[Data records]
=-=-=-=-=

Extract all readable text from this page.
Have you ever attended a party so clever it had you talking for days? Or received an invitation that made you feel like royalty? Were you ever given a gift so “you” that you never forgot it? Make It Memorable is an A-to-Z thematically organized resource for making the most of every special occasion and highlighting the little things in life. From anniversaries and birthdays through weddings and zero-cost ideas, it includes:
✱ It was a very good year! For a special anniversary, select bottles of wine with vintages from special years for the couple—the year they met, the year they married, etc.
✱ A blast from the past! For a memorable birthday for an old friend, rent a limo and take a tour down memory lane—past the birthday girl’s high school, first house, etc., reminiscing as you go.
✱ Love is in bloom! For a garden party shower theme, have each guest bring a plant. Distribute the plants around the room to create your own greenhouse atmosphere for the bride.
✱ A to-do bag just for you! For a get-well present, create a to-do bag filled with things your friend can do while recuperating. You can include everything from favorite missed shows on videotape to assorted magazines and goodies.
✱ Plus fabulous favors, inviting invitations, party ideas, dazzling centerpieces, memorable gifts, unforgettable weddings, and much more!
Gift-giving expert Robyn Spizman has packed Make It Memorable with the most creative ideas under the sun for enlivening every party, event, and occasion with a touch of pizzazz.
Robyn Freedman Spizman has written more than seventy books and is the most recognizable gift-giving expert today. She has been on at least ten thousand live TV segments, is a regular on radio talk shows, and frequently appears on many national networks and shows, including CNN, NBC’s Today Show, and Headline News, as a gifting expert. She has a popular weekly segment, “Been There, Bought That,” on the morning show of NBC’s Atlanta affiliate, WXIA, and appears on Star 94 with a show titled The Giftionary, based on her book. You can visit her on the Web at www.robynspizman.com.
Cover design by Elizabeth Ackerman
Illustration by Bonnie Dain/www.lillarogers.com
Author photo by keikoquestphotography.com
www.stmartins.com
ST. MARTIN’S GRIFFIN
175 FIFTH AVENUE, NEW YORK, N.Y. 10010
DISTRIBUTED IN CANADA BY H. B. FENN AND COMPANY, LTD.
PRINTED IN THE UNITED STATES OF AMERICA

=-=-=-=-=

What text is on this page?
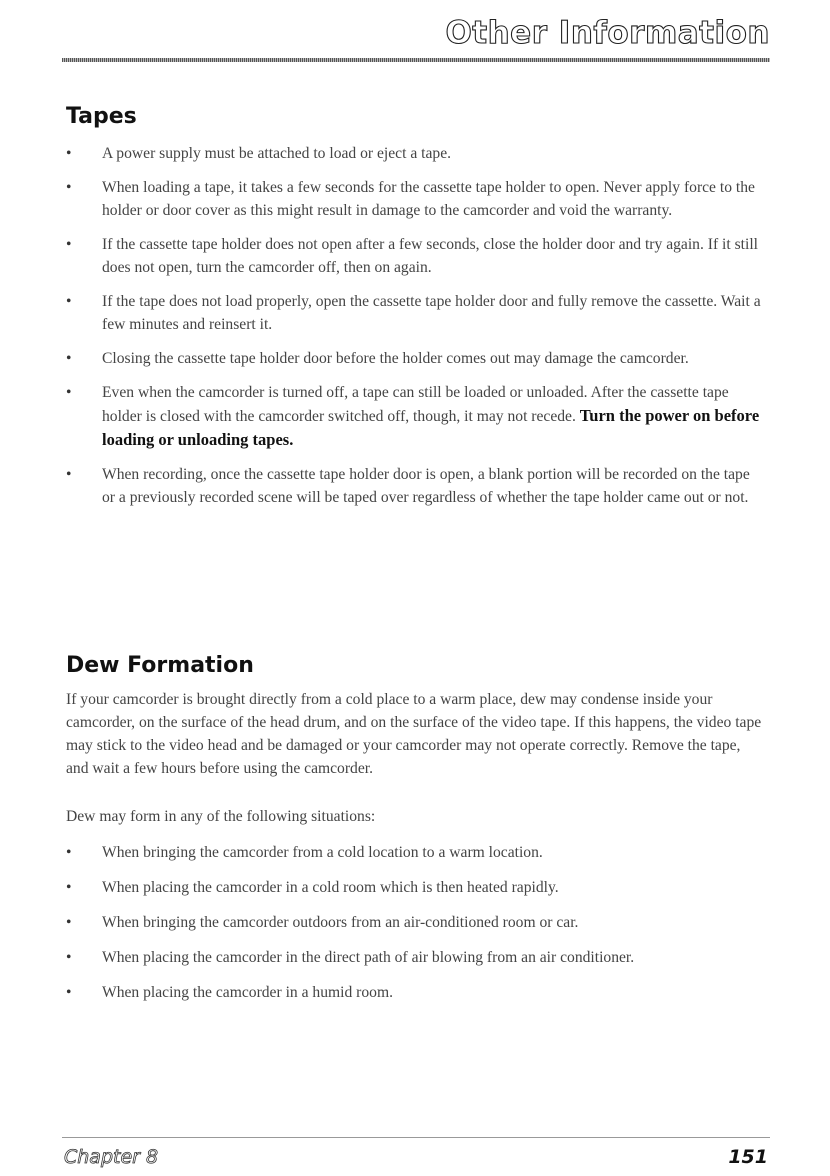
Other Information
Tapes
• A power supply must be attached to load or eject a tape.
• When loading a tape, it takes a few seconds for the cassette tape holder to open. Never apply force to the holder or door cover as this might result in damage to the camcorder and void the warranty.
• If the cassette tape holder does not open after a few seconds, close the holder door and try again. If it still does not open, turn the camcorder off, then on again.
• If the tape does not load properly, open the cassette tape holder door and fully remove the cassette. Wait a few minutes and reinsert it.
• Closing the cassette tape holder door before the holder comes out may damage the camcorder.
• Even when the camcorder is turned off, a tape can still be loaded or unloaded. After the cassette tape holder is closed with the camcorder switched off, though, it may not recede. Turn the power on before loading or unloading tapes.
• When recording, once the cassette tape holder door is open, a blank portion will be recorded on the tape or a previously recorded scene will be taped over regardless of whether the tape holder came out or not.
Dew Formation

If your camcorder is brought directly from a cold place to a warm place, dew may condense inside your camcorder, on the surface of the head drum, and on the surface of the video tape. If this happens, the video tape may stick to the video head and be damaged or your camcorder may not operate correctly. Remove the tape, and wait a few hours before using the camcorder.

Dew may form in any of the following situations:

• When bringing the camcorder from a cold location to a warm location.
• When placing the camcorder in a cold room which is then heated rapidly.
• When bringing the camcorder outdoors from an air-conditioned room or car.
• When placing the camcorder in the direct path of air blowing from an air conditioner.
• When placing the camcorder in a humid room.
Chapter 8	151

=-=-=-=-=

From the entries, copy out each line containing the word "power".

* Solution for this exercise *
• A power supply must be attached to load or eject a tape.
• Even when the camcorder is turned off, a tape can still be loaded or unloaded. After the cassette tape holder is closed with the camcorder switched off, though, it may not recede. Turn the power on before loading or unloading tapes.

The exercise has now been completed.